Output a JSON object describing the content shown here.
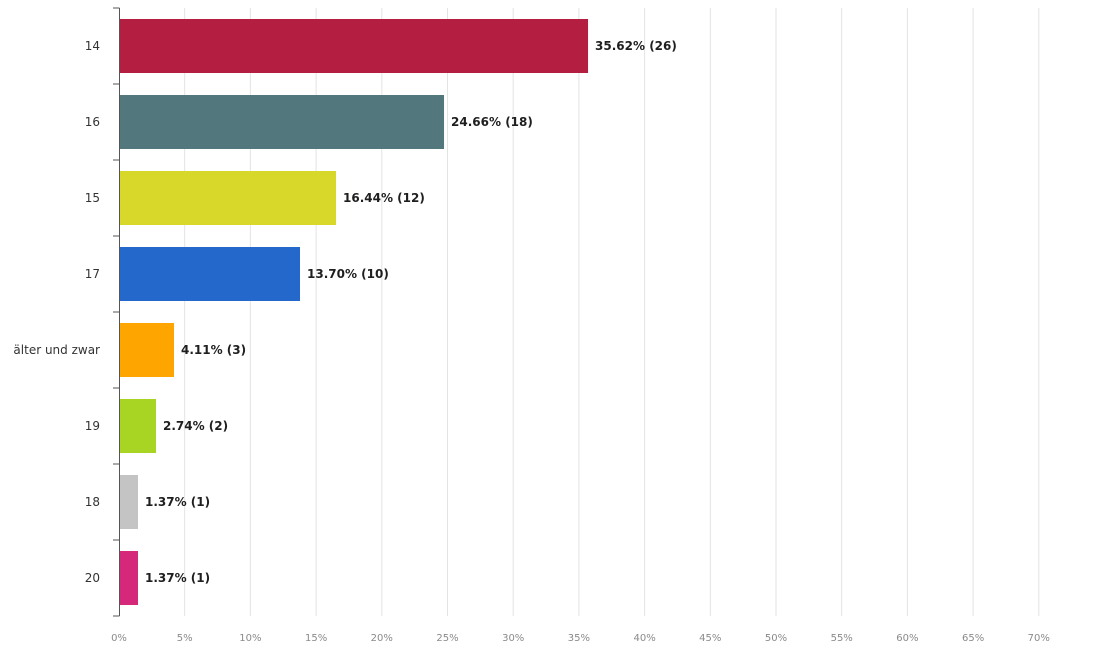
{
  "chart_data": {
    "type": "bar",
    "orientation": "horizontal",
    "categories": [
      "14",
      "16",
      "15",
      "17",
      "älter und zwar",
      "19",
      "18",
      "20"
    ],
    "values": [
      35.62,
      24.66,
      16.44,
      13.7,
      4.11,
      2.74,
      1.37,
      1.37
    ],
    "value_labels": [
      "35.62% (26)",
      "24.66% (18)",
      "16.44% (12)",
      "13.70% (10)",
      "4.11% (3)",
      "2.74% (2)",
      "1.37% (1)",
      "1.37% (1)"
    ],
    "colors": [
      "#b41e40",
      "#52787d",
      "#d8d82a",
      "#2468cc",
      "#ffa500",
      "#a8d424",
      "#c4c4c4",
      "#d6287a"
    ],
    "xlim": [
      0,
      75
    ],
    "x_ticks": [
      "0%",
      "5%",
      "10%",
      "15%",
      "20%",
      "25%",
      "30%",
      "35%",
      "40%",
      "45%",
      "50%",
      "55%",
      "60%",
      "65%",
      "70%"
    ],
    "grid": true,
    "title": "",
    "xlabel": "",
    "ylabel": ""
  }
}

------------------------

YOUR INSTRUCTIONS: Make an exact copy of the whole listing, but don't bring over any pictures.

RESPONSE:
Output a JSON object describing the content shown here.
{
  "chart_data": {
    "type": "bar",
    "orientation": "horizontal",
    "categories": [
      "14",
      "16",
      "15",
      "17",
      "älter und zwar",
      "19",
      "18",
      "20"
    ],
    "values": [
      35.62,
      24.66,
      16.44,
      13.7,
      4.11,
      2.74,
      1.37,
      1.37
    ],
    "value_labels": [
      "35.62% (26)",
      "24.66% (18)",
      "16.44% (12)",
      "13.70% (10)",
      "4.11% (3)",
      "2.74% (2)",
      "1.37% (1)",
      "1.37% (1)"
    ],
    "colors": [
      "#b41e40",
      "#52787d",
      "#d8d82a",
      "#2468cc",
      "#ffa500",
      "#a8d424",
      "#c4c4c4",
      "#d6287a"
    ],
    "xlim": [
      0,
      75
    ],
    "x_ticks": [
      "0%",
      "5%",
      "10%",
      "15%",
      "20%",
      "25%",
      "30%",
      "35%",
      "40%",
      "45%",
      "50%",
      "55%",
      "60%",
      "65%",
      "70%"
    ],
    "grid": true,
    "title": "",
    "xlabel": "",
    "ylabel": ""
  }
}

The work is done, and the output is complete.